# [Listed entries]
· · ·

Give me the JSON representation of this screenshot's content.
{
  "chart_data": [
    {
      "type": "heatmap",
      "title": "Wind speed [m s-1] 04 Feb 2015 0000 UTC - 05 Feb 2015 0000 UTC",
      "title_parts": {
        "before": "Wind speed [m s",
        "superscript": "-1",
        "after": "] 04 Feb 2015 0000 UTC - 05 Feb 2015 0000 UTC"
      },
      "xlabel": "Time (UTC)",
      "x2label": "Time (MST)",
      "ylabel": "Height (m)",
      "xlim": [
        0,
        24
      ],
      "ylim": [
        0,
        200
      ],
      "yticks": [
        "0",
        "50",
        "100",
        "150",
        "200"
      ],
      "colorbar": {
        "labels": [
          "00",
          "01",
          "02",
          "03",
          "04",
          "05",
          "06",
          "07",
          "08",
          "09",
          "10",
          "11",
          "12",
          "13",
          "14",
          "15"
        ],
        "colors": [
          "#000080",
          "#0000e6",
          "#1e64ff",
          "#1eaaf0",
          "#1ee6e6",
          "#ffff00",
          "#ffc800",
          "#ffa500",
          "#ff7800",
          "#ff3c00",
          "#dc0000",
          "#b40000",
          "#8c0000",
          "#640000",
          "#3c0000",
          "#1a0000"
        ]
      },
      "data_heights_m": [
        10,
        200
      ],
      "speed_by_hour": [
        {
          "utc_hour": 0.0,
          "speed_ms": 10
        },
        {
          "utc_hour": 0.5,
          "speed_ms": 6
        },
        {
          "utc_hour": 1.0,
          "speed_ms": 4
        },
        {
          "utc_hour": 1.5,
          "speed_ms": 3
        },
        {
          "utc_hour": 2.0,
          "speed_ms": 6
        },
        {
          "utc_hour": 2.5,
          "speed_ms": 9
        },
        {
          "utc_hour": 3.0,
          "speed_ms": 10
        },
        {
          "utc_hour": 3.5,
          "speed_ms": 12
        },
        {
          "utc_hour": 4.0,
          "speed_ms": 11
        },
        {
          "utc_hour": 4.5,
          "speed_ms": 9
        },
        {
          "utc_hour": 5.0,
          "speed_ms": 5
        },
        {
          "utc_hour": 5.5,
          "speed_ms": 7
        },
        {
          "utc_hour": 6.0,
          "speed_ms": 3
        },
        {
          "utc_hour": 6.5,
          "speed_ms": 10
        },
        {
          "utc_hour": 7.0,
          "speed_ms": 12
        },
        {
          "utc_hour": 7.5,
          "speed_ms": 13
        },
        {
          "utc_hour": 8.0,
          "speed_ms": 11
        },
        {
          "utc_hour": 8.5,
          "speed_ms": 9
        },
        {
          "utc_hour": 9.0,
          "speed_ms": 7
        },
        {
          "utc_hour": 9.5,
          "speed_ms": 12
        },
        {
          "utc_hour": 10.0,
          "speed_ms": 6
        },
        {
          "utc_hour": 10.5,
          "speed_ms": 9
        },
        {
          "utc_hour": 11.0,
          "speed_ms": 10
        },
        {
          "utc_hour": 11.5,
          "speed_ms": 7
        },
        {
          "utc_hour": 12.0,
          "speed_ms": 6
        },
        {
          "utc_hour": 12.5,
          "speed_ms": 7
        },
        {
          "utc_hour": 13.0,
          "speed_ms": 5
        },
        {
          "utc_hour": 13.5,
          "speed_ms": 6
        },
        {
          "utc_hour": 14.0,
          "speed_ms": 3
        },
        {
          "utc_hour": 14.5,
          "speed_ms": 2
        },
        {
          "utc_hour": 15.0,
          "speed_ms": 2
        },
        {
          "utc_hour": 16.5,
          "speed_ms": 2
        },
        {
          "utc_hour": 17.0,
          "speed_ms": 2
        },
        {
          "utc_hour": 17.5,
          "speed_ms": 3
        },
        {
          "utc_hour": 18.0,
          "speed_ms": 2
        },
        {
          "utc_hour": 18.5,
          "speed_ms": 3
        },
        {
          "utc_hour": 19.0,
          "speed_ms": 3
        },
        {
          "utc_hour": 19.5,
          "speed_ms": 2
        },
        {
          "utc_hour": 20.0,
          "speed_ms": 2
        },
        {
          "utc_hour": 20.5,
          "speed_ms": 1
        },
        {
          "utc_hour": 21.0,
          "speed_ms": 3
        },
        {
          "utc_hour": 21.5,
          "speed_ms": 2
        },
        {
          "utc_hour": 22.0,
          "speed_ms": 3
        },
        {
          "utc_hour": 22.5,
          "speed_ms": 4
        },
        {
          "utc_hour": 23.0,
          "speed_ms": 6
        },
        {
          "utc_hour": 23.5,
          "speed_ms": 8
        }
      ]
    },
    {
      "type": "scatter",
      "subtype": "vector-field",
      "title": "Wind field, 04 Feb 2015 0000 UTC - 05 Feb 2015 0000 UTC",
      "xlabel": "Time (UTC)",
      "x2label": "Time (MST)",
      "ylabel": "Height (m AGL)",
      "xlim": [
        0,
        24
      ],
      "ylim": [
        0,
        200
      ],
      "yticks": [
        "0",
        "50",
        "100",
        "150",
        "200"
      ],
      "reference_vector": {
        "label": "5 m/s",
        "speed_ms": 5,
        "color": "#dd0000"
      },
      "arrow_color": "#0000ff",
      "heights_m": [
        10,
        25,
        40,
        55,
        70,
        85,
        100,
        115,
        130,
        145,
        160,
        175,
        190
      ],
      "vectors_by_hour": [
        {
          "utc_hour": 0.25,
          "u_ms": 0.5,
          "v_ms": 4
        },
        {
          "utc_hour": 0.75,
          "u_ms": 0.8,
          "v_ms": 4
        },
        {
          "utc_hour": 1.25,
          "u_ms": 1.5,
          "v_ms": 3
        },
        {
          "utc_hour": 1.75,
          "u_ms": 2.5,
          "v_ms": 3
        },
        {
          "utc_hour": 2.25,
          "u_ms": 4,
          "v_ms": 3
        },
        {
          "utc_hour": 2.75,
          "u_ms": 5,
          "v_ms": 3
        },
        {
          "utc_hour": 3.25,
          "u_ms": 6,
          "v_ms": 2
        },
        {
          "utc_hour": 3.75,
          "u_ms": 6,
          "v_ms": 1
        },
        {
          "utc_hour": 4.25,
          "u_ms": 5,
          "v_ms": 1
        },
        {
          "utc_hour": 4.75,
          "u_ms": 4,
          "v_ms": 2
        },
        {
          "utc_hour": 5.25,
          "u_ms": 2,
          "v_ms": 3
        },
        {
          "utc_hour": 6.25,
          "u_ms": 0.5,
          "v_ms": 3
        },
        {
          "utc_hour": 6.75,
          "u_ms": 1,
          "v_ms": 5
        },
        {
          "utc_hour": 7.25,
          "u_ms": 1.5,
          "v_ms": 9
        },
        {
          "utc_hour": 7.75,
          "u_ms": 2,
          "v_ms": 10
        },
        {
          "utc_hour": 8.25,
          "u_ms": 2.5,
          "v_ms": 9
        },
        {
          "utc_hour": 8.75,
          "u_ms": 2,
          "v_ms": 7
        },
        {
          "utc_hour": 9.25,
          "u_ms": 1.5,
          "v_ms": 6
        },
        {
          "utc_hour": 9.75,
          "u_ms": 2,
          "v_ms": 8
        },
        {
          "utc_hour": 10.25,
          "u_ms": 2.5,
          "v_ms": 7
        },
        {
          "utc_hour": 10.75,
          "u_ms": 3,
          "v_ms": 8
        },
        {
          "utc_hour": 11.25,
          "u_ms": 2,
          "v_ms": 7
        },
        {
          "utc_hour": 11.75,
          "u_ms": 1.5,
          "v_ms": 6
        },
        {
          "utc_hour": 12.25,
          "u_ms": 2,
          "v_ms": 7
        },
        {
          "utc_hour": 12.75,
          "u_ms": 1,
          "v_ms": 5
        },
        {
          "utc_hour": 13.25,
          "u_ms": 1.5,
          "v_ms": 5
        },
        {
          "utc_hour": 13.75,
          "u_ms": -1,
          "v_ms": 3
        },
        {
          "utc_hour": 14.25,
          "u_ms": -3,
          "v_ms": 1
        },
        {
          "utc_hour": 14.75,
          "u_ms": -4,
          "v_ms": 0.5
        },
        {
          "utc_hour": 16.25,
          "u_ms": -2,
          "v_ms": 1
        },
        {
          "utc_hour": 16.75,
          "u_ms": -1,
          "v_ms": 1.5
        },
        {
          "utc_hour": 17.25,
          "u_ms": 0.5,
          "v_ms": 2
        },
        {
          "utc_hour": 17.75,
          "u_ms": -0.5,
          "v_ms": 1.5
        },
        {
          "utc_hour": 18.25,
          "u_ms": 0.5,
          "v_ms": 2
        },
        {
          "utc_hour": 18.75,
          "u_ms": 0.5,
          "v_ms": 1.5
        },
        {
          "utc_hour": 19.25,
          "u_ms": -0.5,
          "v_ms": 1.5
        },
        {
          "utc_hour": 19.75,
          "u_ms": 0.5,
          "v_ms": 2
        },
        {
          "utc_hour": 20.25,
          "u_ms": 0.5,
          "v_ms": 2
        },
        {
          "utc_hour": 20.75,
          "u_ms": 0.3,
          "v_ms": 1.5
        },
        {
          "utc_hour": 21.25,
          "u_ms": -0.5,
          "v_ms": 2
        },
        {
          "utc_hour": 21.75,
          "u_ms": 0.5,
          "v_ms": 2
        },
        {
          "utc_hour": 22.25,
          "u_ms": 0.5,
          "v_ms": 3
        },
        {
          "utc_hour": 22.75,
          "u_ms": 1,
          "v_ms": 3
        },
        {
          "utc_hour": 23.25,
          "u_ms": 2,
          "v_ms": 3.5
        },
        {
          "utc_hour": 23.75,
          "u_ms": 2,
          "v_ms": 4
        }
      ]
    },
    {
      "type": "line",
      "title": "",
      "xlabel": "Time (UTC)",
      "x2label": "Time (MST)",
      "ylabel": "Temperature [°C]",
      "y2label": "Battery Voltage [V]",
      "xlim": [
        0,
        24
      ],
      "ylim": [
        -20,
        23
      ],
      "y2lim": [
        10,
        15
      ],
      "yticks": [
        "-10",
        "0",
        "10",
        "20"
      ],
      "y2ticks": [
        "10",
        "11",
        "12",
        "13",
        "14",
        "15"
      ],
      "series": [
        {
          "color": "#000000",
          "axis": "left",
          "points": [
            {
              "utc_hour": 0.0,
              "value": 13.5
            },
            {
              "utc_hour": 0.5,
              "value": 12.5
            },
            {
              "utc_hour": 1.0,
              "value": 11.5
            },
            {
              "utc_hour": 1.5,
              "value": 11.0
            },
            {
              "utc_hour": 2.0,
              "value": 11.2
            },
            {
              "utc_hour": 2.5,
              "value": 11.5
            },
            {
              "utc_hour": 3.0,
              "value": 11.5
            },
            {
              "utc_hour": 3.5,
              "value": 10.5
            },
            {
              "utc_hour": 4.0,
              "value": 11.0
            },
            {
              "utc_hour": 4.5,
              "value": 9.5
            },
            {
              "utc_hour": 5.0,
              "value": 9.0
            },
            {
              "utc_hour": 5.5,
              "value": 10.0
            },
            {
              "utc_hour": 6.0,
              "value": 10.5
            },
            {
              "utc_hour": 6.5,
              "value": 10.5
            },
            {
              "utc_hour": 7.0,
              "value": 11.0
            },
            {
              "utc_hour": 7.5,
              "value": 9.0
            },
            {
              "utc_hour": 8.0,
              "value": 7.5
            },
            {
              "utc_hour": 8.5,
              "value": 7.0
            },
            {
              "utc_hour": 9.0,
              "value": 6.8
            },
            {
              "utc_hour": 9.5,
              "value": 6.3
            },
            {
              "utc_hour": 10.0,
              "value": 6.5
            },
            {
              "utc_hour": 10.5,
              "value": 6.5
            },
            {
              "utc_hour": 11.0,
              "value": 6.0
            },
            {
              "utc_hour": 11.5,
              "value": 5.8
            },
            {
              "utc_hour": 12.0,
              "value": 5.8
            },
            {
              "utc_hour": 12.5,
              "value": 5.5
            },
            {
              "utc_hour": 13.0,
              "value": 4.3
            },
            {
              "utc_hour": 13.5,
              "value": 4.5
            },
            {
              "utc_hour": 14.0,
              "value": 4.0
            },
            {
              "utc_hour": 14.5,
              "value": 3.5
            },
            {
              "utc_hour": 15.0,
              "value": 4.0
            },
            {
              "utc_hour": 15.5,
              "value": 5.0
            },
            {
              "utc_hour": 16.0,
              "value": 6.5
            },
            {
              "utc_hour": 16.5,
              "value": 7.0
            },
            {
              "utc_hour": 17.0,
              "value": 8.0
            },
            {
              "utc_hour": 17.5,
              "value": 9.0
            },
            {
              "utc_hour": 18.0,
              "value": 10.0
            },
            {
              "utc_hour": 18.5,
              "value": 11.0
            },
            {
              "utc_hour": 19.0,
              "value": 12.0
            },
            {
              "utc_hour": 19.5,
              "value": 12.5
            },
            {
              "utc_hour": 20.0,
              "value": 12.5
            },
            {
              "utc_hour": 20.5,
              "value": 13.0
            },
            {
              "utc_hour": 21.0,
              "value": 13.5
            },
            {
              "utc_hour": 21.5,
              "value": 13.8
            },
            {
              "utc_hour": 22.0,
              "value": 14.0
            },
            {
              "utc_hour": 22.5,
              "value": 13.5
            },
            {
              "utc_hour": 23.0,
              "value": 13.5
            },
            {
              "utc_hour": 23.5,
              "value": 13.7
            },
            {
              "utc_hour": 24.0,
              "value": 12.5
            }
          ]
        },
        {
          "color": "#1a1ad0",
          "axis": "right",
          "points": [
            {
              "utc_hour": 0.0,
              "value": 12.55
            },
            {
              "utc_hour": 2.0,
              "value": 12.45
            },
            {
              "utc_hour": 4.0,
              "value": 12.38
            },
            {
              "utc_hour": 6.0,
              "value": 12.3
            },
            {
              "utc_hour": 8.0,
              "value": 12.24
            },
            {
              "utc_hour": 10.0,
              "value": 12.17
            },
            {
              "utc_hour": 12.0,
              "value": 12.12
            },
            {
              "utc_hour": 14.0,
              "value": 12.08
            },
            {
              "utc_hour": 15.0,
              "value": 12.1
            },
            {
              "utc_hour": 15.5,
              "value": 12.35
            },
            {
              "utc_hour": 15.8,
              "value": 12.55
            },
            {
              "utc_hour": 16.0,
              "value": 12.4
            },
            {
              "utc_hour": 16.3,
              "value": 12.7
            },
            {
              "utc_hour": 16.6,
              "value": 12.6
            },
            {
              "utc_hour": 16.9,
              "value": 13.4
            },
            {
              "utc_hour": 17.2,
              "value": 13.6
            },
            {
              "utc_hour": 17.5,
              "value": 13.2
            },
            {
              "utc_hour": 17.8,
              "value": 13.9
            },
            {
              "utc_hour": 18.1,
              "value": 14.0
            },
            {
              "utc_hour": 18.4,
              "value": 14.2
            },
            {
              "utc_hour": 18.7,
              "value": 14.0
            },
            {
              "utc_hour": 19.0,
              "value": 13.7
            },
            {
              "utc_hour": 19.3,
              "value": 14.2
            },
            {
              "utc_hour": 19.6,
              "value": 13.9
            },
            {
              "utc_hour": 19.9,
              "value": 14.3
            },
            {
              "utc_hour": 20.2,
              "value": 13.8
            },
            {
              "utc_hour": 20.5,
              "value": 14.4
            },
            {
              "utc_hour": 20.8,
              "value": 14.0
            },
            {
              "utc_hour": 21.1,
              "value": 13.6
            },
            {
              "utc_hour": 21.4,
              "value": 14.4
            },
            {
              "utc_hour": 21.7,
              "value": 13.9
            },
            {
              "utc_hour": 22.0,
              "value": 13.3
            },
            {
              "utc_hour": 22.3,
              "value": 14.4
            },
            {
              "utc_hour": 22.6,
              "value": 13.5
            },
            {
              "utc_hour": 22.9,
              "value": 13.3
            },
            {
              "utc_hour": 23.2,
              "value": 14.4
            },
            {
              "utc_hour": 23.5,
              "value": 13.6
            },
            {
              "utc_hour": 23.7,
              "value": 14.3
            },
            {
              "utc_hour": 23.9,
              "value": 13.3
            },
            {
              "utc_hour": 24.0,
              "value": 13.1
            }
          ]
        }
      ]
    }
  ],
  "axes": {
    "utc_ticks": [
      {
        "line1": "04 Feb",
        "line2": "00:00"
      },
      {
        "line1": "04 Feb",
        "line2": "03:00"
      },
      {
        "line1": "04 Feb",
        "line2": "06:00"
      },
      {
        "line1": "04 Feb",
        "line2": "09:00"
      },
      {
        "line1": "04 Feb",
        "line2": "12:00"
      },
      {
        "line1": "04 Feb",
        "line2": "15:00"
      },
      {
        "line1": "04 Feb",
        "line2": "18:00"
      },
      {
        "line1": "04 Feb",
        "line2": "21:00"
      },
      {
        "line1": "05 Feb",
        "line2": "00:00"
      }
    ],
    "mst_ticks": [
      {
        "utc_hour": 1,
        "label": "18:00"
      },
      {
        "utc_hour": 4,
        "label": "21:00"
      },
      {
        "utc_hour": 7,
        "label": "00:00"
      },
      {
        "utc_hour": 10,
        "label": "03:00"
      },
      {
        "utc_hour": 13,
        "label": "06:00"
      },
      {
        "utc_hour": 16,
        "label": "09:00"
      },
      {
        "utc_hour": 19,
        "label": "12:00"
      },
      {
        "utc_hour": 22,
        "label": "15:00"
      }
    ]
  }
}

· · ·

# [Exercise instructions]
Lines of the listing that contain the word "field" are to be counted; report only their number.

# [Problem solution]
2